**YOUR GOAL**.
Reproduce the portion of the guidelines text below between "Provide DEIJ training" and "use and governance.", inclusive.

**SOURCE TEXT**.
------------------------------------
Publish clear commitments to DEIJ. Explain how the organization applies these commitments to reduce exclusion and support the long-term sustainability of access to the product for diverse and underserved or marginalized communities.
Provide DEIJ training and topics such as algorithmic bias, the digital divide, employment equity, mis- and disinformation.
Track and publish measurable progress in DEIJ across hiring, leadership, and operations.
Tags
Accessibility, Ideation, Social Equity, Strategy
Respect user data rights and manage data lifecycle through minimized collection, user control, portability, deletion, and content archiving.
Maintain publicly accessible privacy, legal, and policy documents in plain language and accessible formats. Follow strong data protection practices aligned with recognized international standards, apply stronger protections where risks to users are higher or safeguards are insufficient, and support good practices in privacy, accessibility, and sustainability through transparent data use and governance.
Respect user data rights, including access, correction, deletion, opt-out, and data portability. Provide clear user controls to manage accounts, data, and subscriptions. Only collect and retain personal data for a defined purpose and for no longer than necessary. Provide data export in open, commonly used formats. Ensure that deletion and consent changes apply across all systems, including databases, derived datasets, backups, and caches, within a reasonable timeframe.
Archive and delete outdated or otherwise expired product content and data via automated expiration dates and scheduled product audits. Publish the archiving schedule, ensuring a lightweight version of the old searchable content is maintained for those that may require it.
------------------------------------
(Layout dataset entries)
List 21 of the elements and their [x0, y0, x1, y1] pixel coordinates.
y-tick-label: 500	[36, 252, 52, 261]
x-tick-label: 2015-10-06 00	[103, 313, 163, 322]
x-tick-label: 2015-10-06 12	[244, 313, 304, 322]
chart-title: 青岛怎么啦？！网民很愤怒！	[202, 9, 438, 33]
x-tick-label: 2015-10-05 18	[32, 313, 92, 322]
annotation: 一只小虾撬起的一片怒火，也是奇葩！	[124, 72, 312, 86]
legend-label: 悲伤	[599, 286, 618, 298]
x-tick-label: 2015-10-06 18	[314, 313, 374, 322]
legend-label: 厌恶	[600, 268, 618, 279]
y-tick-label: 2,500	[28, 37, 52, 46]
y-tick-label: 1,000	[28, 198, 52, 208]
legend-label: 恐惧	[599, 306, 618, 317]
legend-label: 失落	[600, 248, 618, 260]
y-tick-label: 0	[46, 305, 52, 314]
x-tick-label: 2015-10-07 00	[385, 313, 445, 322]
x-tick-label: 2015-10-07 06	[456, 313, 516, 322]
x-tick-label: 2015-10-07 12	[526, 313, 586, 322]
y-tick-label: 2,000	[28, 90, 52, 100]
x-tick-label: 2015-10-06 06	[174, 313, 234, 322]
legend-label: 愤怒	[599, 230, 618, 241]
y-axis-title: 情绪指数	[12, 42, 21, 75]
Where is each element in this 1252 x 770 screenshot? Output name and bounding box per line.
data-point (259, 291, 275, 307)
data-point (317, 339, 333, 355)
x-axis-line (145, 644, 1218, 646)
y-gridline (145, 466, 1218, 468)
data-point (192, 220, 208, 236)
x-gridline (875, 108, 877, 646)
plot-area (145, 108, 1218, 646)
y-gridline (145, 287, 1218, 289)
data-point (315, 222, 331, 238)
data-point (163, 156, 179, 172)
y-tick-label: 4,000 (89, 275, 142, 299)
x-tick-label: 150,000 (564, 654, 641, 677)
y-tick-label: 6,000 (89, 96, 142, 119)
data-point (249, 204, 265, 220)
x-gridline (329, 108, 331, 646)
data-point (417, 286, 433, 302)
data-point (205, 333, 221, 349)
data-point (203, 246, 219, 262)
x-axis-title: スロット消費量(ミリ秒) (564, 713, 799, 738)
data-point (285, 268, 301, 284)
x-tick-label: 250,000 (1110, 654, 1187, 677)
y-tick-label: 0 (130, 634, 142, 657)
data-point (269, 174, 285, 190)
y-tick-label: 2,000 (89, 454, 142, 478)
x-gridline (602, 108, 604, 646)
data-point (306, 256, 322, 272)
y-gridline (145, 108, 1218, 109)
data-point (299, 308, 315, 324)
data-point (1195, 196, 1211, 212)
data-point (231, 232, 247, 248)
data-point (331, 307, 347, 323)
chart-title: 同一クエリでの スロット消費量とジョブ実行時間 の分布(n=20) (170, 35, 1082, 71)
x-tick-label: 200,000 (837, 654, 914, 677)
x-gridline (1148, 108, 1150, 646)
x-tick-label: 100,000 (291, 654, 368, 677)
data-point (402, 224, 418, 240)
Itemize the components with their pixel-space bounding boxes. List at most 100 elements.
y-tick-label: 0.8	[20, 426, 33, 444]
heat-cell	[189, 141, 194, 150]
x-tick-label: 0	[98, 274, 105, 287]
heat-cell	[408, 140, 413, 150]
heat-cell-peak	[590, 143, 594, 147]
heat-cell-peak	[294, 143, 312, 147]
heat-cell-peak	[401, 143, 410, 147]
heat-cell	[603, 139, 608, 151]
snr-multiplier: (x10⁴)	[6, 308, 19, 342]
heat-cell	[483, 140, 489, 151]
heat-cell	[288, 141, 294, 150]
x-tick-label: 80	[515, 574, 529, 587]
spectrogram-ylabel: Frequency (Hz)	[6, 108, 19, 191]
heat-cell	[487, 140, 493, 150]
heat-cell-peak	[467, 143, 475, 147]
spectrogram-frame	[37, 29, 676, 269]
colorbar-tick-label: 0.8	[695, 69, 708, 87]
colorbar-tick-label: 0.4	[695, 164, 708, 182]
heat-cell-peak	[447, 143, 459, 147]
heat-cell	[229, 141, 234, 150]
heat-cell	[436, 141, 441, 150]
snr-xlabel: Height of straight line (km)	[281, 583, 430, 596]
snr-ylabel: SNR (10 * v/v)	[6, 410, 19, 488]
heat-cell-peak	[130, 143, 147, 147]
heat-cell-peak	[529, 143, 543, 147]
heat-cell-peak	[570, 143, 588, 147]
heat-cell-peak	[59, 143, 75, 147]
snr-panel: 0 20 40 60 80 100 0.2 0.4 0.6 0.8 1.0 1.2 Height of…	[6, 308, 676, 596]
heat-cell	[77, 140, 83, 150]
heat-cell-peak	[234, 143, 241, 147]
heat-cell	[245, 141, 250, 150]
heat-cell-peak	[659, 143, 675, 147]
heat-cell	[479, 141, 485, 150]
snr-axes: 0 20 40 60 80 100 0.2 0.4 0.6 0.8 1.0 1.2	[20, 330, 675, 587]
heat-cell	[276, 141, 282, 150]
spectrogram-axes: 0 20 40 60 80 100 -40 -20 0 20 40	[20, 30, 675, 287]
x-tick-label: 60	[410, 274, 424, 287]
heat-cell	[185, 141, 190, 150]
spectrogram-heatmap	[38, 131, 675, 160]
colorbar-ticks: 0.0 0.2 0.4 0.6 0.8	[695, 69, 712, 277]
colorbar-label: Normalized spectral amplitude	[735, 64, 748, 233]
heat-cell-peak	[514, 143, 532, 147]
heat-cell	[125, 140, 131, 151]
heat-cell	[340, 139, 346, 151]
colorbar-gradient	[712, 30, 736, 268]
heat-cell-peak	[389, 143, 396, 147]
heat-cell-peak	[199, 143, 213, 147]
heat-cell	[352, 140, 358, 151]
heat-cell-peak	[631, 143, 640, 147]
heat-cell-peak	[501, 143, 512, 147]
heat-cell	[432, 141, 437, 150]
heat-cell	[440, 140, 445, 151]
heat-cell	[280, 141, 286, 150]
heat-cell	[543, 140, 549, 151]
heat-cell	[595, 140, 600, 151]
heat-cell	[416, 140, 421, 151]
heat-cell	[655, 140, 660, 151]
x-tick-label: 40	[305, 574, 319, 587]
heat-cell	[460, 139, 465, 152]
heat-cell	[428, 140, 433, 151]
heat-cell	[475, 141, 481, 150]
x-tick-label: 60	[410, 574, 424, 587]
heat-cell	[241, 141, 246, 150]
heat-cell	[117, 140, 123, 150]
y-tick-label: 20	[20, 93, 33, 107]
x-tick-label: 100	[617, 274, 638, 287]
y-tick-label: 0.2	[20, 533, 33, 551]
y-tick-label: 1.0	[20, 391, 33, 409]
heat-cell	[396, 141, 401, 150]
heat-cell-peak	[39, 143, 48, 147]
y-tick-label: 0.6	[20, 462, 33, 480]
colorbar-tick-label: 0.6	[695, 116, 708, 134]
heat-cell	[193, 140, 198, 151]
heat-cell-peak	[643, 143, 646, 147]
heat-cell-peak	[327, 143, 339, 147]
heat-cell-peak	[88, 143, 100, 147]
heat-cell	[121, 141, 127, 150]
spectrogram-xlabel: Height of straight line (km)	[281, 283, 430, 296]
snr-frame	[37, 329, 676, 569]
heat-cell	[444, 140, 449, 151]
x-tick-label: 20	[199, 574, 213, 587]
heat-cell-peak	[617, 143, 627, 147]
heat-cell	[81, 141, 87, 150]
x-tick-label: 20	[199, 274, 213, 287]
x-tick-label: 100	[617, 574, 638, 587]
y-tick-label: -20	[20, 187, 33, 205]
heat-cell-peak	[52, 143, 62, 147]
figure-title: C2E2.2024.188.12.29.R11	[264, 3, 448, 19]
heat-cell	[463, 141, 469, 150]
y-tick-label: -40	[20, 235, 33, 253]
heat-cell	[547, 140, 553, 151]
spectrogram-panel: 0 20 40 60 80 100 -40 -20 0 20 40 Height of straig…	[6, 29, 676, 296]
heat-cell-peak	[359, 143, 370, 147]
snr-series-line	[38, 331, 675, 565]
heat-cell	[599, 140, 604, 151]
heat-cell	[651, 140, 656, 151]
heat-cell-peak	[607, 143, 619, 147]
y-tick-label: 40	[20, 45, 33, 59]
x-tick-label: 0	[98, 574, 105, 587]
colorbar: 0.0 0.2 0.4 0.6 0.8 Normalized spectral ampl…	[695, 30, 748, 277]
------------------------------------
**FULL ANSWER**.
Provide DEIJ training and topics such as algorithmic bias, the digital divide, employment equity, mis- and disinformation.
Track and publish measurable progress in DEIJ across hiring, leadership, and operations.
Tags
Accessibility, Ideation, Social Equity, Strategy
Respect user data rights and manage data lifecycle through minimized collection, user control, portability, deletion, and content archiving.
Maintain publicly accessible privacy, legal, and policy documents in plain language and accessible formats. Follow strong data protection practices aligned with recognized international standards, apply stronger protections where risks to users are higher or safeguards are insufficient, and support good practices in privacy, accessibility, and sustainability through transparent data use and governance.